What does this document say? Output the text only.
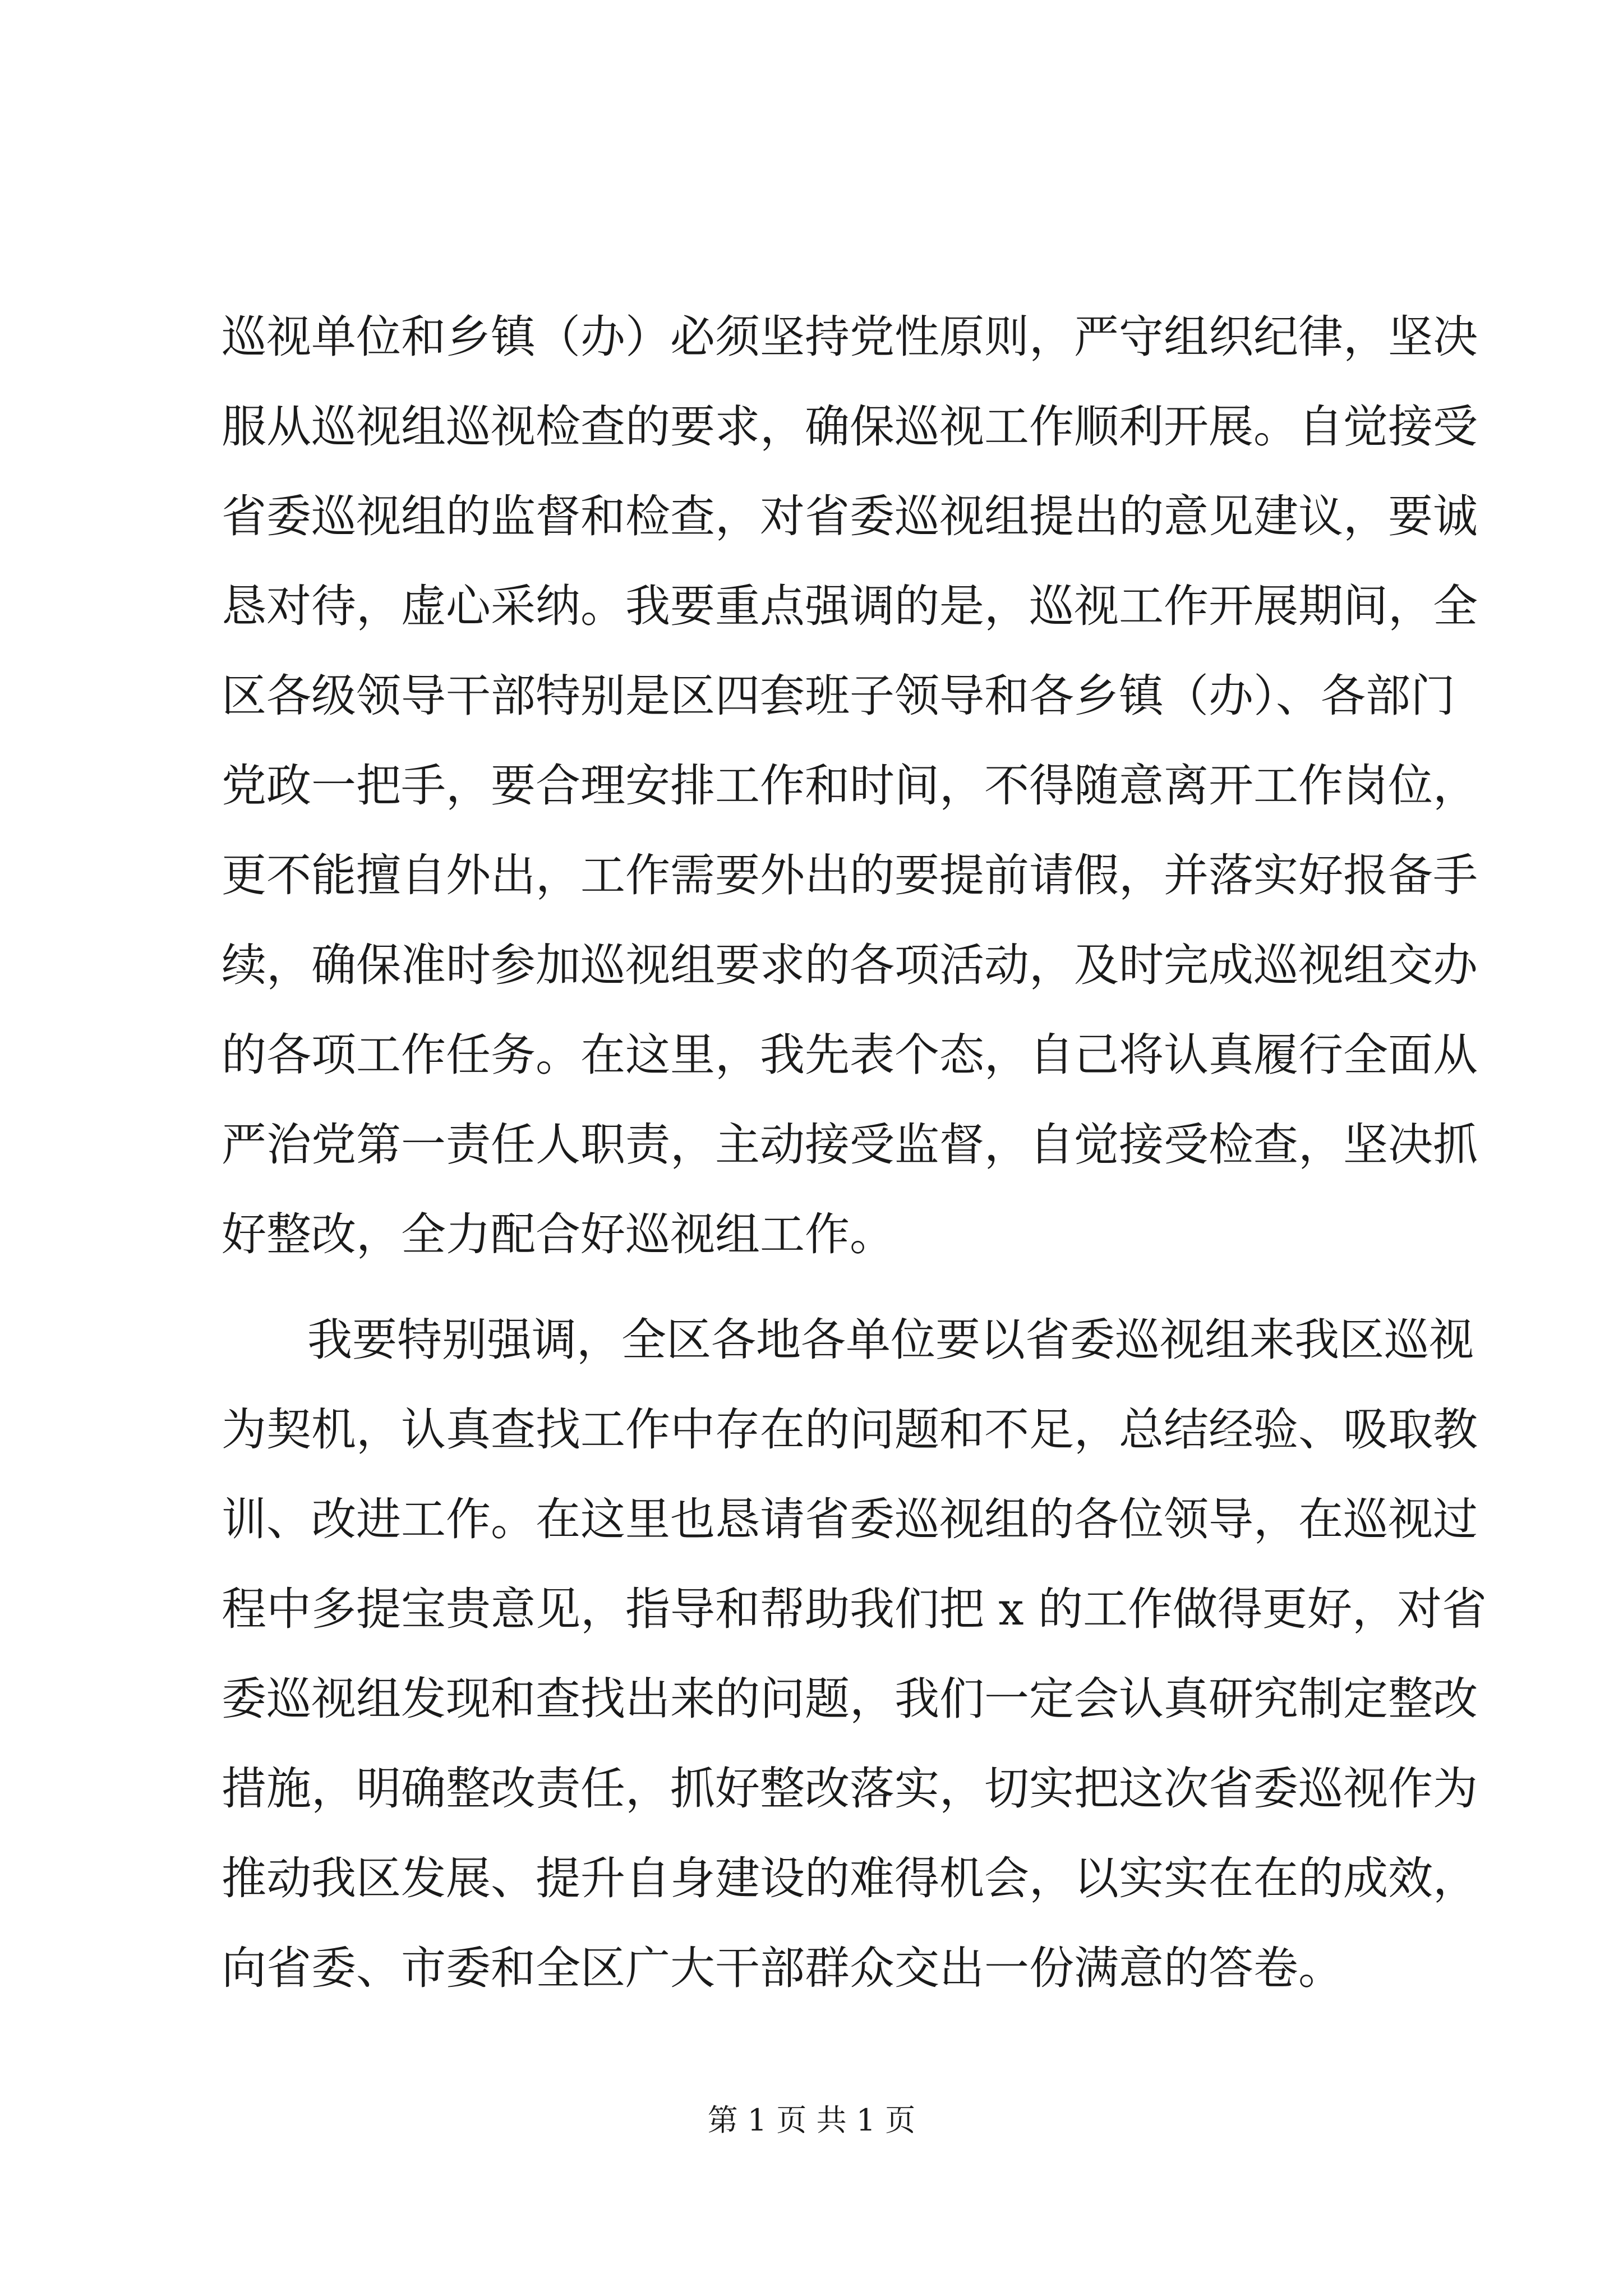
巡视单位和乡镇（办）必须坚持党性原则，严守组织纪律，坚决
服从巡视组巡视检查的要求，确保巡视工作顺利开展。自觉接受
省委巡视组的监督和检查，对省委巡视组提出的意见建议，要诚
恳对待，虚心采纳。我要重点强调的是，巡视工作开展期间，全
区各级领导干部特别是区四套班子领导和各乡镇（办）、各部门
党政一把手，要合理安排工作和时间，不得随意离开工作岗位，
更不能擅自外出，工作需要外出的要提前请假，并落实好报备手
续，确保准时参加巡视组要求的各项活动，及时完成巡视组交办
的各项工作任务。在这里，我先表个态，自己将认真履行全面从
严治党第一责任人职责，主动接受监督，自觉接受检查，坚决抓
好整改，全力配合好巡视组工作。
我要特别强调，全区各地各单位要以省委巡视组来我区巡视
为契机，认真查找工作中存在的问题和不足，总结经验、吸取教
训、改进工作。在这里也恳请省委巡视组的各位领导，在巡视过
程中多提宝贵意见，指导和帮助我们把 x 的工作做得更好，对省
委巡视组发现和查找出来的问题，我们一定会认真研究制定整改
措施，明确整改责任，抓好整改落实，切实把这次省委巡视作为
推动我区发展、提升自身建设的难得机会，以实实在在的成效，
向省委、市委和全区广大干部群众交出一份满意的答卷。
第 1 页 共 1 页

******************************

GOAL OF THE EXERCISE
Output each line exactly; omit every picture.

RESULT OF THIS TASK
What does this document say? Output the text only.
巡视单位和乡镇（办）必须坚持党性原则，严守组织纪律，坚决
服从巡视组巡视检查的要求，确保巡视工作顺利开展。自觉接受
省委巡视组的监督和检查，对省委巡视组提出的意见建议，要诚
恳对待，虚心采纳。我要重点强调的是，巡视工作开展期间，全
区各级领导干部特别是区四套班子领导和各乡镇（办）、各部门
党政一把手，要合理安排工作和时间，不得随意离开工作岗位，
更不能擅自外出，工作需要外出的要提前请假，并落实好报备手
续，确保准时参加巡视组要求的各项活动，及时完成巡视组交办
的各项工作任务。在这里，我先表个态，自己将认真履行全面从
严治党第一责任人职责，主动接受监督，自觉接受检查，坚决抓
好整改，全力配合好巡视组工作。
我要特别强调，全区各地各单位要以省委巡视组来我区巡视
为契机，认真查找工作中存在的问题和不足，总结经验、吸取教
训、改进工作。在这里也恳请省委巡视组的各位领导，在巡视过
程中多提宝贵意见，指导和帮助我们把 x 的工作做得更好，对省
委巡视组发现和查找出来的问题，我们一定会认真研究制定整改
措施，明确整改责任，抓好整改落实，切实把这次省委巡视作为
推动我区发展、提升自身建设的难得机会，以实实在在的成效，
向省委、市委和全区广大干部群众交出一份满意的答卷。
第 1 页 共 1 页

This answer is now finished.